**TEXT BLOCK:**

Romney and the Nugent: 'How cool is that?!"

Apr 19, 2012 at 7:08 pm
When Democratic strategist Hilary Rosen correctly pointed out last week that Ann Romney wasn’t exactly well qualified to be bolstering Mitt’s approval rating among women by speaking to the economic struggles they face, reaction from the Romney campaign was swift and the right-wing echo chamber went wild.

All because Rosen said Ann Romney had “never worked a day in her  life.” Had Rosen just added three words — outside the home — the faux controversy would never have erupted. But she didn’t, and Rosen got pounded. And not just by Republicans.

“I could not disagree with Hilary Rosen any more strongly,” said Jim Messina, the president’s campaign manager. “Her comments were wrong and family should be off limits. She should apologize.”

Both Barack and Michelle Obama chimed in as well, expressing their displeasure at Rosen’s comments. And she did  in fact apologize for what she said, but that didn’t stop the Romney campaign and what the media called Mitt’s “female surrogates” from seizing on the gaffe and using it as a way to deflect  criticism of the GOP’s assault on abortion rights and women’s health care by taking a lone consultant’s comments and transforming it into a war on rich stay-at-home moms.

**DATASET CONTENT:**
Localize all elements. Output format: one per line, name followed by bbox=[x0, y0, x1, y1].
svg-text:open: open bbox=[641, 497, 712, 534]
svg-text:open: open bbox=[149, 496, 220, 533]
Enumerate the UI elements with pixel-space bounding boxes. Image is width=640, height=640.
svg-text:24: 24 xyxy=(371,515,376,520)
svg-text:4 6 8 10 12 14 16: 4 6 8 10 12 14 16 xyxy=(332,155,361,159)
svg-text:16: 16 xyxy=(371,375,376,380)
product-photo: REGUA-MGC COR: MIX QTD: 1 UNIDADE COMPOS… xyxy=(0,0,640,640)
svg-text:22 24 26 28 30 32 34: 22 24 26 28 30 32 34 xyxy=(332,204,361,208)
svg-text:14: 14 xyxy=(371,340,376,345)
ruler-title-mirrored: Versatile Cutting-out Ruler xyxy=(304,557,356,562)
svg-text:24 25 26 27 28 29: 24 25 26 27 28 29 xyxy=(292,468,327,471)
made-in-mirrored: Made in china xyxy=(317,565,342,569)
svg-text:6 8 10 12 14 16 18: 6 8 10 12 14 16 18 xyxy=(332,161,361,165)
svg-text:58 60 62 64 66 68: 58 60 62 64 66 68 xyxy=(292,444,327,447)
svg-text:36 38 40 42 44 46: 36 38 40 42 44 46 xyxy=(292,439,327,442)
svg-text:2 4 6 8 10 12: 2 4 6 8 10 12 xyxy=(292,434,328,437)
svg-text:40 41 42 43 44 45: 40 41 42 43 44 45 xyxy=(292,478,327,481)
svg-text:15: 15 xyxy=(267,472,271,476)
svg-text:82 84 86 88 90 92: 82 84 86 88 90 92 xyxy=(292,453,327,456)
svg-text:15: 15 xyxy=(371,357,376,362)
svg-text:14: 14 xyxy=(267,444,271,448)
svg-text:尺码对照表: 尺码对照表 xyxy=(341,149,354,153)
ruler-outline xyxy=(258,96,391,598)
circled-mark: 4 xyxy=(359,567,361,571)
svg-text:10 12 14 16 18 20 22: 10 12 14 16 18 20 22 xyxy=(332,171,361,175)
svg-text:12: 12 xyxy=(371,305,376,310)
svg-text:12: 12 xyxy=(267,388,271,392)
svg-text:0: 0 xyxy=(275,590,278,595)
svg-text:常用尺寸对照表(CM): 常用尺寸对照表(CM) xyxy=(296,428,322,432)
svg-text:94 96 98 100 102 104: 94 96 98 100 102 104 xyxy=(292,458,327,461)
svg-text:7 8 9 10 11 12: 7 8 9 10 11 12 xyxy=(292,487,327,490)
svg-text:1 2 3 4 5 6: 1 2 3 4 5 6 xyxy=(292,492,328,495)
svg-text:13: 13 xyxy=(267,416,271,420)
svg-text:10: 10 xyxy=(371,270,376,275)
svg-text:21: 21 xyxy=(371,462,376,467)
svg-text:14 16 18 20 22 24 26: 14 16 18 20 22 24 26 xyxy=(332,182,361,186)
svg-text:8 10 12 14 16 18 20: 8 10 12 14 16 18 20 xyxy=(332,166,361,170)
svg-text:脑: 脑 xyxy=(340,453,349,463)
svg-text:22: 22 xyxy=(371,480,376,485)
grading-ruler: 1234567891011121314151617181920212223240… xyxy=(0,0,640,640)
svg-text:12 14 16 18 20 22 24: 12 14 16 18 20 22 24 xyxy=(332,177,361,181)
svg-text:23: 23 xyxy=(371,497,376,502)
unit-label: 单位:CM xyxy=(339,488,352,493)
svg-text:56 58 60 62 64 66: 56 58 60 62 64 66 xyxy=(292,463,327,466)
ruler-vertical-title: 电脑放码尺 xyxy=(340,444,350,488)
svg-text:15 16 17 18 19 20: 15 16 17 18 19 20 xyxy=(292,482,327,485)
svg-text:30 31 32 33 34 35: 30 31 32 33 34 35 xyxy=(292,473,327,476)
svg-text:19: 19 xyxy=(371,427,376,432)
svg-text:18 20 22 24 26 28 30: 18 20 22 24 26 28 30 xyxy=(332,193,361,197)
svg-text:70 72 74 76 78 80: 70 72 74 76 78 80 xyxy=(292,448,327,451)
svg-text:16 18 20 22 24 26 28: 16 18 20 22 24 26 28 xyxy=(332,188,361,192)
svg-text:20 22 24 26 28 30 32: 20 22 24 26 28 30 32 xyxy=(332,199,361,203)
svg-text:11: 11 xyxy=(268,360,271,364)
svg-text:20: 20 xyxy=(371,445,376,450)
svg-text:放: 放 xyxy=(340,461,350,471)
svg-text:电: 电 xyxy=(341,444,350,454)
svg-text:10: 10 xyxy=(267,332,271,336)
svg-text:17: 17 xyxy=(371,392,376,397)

**TASK INSTRUCTIONS:**
a – In the article on Hilary Rosen's remark about Ann Romney, what reason does Jim Messina give for saying Rosen should apologize? Answer in one to three sentences.
b – List every individual person named in the paragraphs of the article on Hilary Rosen's remark, not counting the headline.

**TASK-BY-TASK RESULTS:**
a – Jim Messina says Rosen's comments were wrong and that family should be off limits.

b –
- Hilary Rosen
- Ann Romney
- Mitt Romney
- Jim Messina
- Barack Obama
- Michelle Obama